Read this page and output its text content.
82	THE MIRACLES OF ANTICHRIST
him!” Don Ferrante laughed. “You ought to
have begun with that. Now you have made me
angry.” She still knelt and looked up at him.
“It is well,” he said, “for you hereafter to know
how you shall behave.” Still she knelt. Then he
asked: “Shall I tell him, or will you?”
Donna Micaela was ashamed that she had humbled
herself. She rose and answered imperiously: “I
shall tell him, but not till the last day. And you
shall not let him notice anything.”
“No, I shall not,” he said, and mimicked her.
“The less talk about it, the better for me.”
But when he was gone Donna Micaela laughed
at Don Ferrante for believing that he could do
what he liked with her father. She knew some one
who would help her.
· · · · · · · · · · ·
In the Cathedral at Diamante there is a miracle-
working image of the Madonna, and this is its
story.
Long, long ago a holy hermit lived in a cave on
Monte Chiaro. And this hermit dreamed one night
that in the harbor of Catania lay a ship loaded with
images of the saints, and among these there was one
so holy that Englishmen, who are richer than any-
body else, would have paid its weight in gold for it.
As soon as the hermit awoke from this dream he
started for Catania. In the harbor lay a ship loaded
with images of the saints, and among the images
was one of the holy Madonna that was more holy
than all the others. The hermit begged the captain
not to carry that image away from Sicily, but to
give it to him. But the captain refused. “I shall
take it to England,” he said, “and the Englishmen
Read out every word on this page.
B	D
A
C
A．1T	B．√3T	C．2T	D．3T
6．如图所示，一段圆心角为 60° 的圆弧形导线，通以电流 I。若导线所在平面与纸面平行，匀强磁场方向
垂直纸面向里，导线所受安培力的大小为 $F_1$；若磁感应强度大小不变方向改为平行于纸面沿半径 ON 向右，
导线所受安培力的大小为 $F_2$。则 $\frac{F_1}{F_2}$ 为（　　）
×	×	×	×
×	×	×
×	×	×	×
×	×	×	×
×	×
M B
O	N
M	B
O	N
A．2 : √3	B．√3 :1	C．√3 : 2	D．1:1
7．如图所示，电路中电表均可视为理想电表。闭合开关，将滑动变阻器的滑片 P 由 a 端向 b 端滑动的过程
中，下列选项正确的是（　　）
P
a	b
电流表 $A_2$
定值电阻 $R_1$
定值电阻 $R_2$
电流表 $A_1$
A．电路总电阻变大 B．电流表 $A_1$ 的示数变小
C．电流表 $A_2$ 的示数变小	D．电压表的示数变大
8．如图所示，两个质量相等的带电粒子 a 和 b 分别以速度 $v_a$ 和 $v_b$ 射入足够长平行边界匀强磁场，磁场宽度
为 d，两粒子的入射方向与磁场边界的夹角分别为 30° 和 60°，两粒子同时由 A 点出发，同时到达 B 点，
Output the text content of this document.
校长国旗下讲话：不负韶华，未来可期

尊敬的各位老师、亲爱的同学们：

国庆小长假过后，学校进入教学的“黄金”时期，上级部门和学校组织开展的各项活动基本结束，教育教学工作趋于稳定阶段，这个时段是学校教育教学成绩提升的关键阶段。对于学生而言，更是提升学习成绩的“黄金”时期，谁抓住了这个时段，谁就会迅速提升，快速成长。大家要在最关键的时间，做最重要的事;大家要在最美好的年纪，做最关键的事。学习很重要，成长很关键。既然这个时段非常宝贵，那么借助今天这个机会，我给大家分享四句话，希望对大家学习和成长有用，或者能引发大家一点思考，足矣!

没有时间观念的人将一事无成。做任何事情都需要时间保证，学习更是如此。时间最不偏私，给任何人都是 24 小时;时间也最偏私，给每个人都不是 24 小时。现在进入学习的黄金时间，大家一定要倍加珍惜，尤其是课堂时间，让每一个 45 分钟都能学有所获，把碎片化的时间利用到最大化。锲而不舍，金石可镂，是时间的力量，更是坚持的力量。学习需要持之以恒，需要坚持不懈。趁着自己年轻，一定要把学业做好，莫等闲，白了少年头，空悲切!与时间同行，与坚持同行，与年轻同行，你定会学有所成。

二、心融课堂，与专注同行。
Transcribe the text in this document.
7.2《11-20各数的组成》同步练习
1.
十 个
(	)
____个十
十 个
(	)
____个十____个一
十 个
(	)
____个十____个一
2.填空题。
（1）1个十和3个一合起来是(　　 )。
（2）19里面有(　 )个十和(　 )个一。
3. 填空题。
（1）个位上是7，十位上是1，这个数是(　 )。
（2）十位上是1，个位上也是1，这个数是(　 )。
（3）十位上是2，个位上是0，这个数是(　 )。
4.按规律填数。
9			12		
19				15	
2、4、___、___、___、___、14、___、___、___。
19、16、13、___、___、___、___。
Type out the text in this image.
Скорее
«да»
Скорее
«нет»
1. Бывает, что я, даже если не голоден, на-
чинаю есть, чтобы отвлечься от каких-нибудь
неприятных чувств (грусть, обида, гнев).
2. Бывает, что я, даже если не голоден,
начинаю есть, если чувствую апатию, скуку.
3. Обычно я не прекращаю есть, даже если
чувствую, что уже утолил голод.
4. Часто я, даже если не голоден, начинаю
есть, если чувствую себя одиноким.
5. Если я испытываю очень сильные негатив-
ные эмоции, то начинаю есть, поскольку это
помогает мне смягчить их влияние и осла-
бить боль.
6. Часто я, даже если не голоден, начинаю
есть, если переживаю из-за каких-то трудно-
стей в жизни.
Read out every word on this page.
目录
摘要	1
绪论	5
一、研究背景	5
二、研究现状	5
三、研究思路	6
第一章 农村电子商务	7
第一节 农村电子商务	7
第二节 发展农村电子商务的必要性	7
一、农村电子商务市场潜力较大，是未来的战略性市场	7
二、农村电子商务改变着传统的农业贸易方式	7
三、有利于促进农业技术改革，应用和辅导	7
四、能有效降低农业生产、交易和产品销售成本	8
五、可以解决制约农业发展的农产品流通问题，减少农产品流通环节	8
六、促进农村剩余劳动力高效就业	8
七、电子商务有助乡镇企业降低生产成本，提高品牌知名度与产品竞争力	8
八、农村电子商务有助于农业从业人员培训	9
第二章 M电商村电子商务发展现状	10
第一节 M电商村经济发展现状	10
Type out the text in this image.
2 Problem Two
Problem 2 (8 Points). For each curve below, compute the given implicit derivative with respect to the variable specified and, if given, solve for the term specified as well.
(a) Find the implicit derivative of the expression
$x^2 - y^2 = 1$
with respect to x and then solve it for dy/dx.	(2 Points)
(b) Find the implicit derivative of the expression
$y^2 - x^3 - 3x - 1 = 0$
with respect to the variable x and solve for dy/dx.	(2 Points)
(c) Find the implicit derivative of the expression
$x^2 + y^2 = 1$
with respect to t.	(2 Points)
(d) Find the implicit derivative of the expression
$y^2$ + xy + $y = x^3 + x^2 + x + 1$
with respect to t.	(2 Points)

DIRECTIONS:
Look through the entries above and report each line where the string "каких" occurs.

WRITTEN SOLUTION:
чинаю есть, чтобы отвлечься от каких-нибудь
есть, если переживаю из-за каких-то трудно-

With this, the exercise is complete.